*What you will do:* In the piece on speech recognition that follows, list every quality it gives to the commands and parameters of voice assistants and of actual command line interfaces, and say which kind each belongs to.

*Page excerpt:*
Why has it taken until the last few years for speech recognition to be adopted in day-to-day use? The technology has many hidden industrial applications, but as a real-time user interface for day-to-day use, i.e. talking to your computer, adoption has been unbelievably slow. When I was studying in the 90s, I read about a sort of reverse Turing test, which demonstrated one reason why. Volunteers believed they were talking to a computer, but responses were actually provided by a human being typing “behind the curtain”. The observations and subsequent interviews showed that, back then, people simply didn’t like it.
So, what’s the problem?
We have a Google Home in the house, and we basically only use it to set kitchen timers and find out the outside temperature (so we know how many layers to put on – we live on the arctic circle, and -25-30°C is normal). That’s it. I don’t see much of a use for anything else, as our computers and smartphones are both easier to use and faster than any voice assistant or voice input.
The key to modern voice assistants is that they are basically glorified command line interfaces – they need a command and parameters. What makes them so hard to use is that these commands and parameters are pretty much entirely undiscoverable and ever-changing, unlike actual command line interfaces where they are easily discoverable and static. If voice input and voice assistants really want to take off, we’ll need to make some serious advances in not just recording our voices and mapping them to commands and parameters, but in actually understanding what we as humans are saying.
We’re a long way off from that.

*Material:*

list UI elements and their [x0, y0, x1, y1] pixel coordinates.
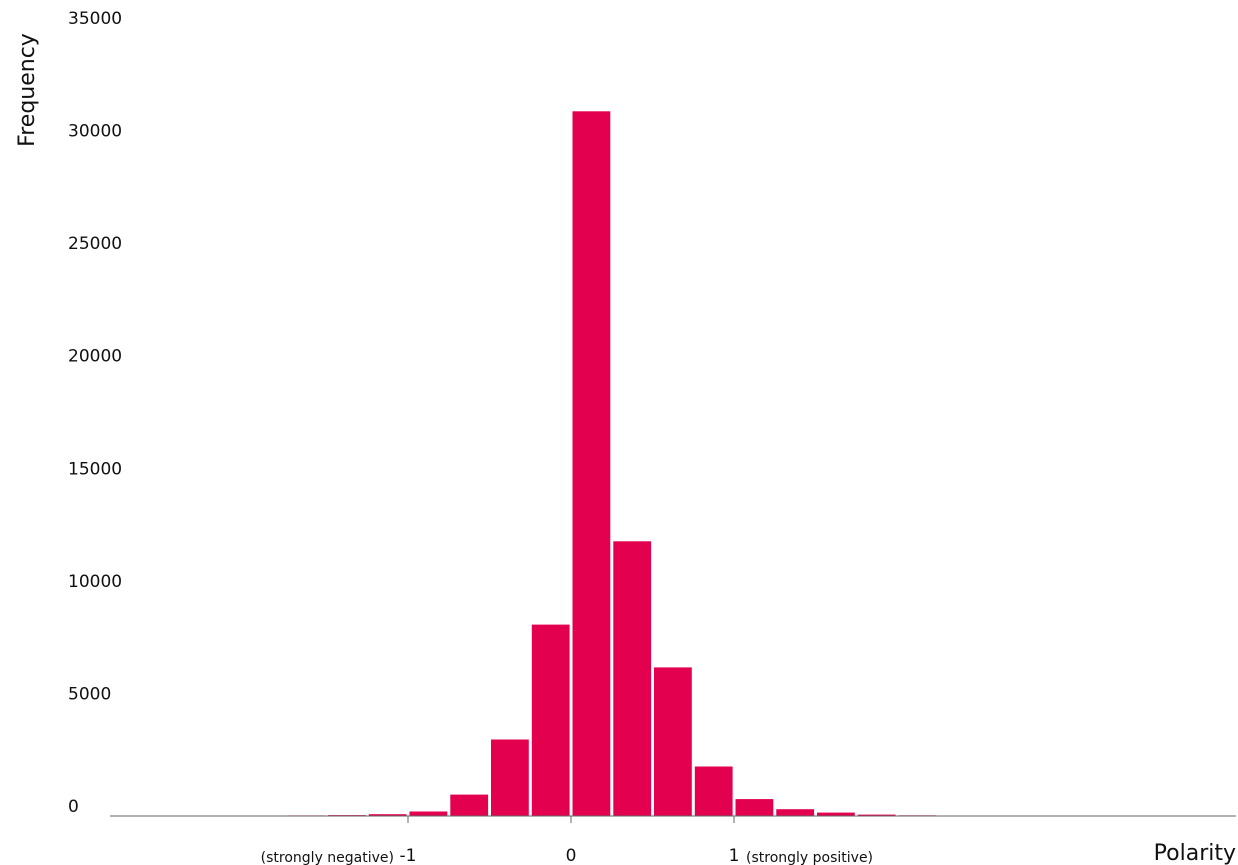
---
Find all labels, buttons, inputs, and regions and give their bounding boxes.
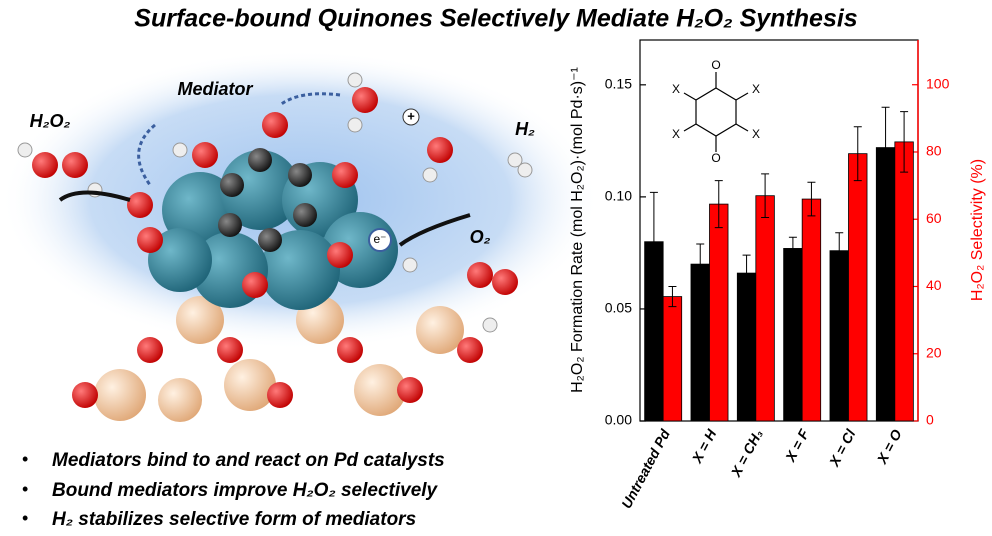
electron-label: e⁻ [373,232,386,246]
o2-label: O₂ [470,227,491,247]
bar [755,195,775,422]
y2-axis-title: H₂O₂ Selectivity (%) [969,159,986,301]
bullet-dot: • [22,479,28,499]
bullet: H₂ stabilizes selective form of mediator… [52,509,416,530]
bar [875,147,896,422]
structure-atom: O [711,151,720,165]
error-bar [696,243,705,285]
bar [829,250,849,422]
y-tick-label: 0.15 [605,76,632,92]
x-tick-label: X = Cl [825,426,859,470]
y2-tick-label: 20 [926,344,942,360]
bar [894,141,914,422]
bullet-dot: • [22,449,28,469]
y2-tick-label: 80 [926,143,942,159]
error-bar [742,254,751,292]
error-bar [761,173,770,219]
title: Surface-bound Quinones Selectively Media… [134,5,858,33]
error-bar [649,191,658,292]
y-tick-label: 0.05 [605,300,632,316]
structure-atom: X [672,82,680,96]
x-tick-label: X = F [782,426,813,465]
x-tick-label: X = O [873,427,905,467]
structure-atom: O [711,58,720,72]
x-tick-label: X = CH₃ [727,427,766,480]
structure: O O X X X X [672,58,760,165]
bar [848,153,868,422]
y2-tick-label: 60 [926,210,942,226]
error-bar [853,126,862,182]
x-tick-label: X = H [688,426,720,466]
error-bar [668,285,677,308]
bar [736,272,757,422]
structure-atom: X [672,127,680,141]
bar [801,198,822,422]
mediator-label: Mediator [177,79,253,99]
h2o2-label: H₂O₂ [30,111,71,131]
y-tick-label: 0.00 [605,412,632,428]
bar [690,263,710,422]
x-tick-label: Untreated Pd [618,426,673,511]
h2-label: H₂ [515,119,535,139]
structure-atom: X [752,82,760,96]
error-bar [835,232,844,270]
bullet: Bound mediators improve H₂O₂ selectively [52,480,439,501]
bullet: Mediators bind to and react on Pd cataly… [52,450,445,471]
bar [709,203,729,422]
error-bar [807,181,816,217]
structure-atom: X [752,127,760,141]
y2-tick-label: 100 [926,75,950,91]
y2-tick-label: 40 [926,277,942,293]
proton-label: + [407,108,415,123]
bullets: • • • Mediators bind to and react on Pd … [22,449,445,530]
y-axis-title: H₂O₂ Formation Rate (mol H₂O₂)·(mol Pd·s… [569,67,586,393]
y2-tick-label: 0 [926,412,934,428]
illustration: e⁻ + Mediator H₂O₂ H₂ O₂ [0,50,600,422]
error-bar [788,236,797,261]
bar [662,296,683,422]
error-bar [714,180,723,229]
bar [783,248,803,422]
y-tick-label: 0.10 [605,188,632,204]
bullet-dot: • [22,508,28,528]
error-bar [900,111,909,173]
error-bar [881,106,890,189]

*Full response:*
Voice assistants: undiscoverable, ever-changing
Command line interfaces: easily discoverable, static